• [EXERCISE DESCRIPTION]:
Set out every line bearing the string "Hochfürstl".

• [MATERIAL PROVIDED]:
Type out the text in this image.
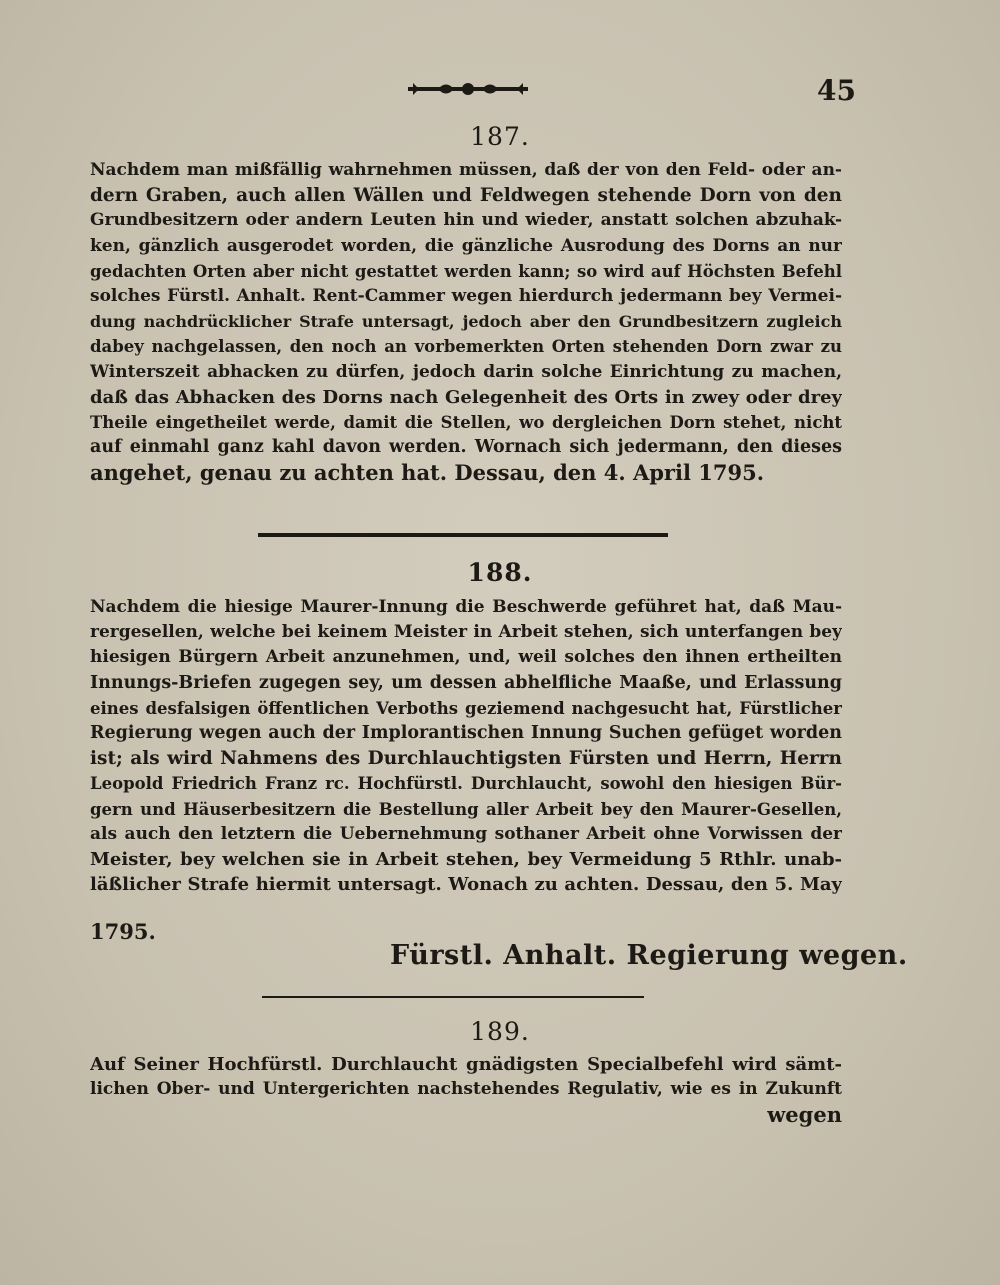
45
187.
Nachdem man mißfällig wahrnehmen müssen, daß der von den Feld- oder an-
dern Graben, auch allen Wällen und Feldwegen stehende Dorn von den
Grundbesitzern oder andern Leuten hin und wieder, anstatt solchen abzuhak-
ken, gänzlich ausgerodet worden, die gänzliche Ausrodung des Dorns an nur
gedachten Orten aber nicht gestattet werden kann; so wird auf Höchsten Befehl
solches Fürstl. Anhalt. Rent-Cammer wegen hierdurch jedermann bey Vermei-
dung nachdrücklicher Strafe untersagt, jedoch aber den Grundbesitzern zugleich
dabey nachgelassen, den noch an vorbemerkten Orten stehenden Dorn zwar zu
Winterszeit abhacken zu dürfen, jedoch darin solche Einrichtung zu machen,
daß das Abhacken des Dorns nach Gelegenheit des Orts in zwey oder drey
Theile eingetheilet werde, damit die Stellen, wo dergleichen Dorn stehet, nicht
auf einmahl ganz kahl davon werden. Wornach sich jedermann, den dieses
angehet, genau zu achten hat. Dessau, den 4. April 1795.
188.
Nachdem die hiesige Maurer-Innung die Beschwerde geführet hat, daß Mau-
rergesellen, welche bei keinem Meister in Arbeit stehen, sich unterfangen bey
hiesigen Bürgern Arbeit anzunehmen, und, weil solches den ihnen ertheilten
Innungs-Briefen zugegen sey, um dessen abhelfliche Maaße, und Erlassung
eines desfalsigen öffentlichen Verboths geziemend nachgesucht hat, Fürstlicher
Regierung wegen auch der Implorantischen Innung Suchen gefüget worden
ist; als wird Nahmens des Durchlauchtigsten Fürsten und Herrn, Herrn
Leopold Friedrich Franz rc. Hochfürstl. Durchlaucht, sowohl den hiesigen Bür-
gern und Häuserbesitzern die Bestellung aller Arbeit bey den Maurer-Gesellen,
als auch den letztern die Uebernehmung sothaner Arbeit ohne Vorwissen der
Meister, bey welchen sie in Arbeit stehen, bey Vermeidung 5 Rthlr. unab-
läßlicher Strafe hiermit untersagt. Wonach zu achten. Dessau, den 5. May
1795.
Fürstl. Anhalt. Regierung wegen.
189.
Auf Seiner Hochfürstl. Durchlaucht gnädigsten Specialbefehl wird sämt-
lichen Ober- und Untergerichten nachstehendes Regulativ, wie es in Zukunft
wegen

• [WRITTEN ANSWER]:
Leopold Friedrich Franz rc. Hochfürstl. Durchlaucht, sowohl den hiesigen Bür-
Auf Seiner Hochfürstl. Durchlaucht gnädigsten Specialbefehl wird sämt-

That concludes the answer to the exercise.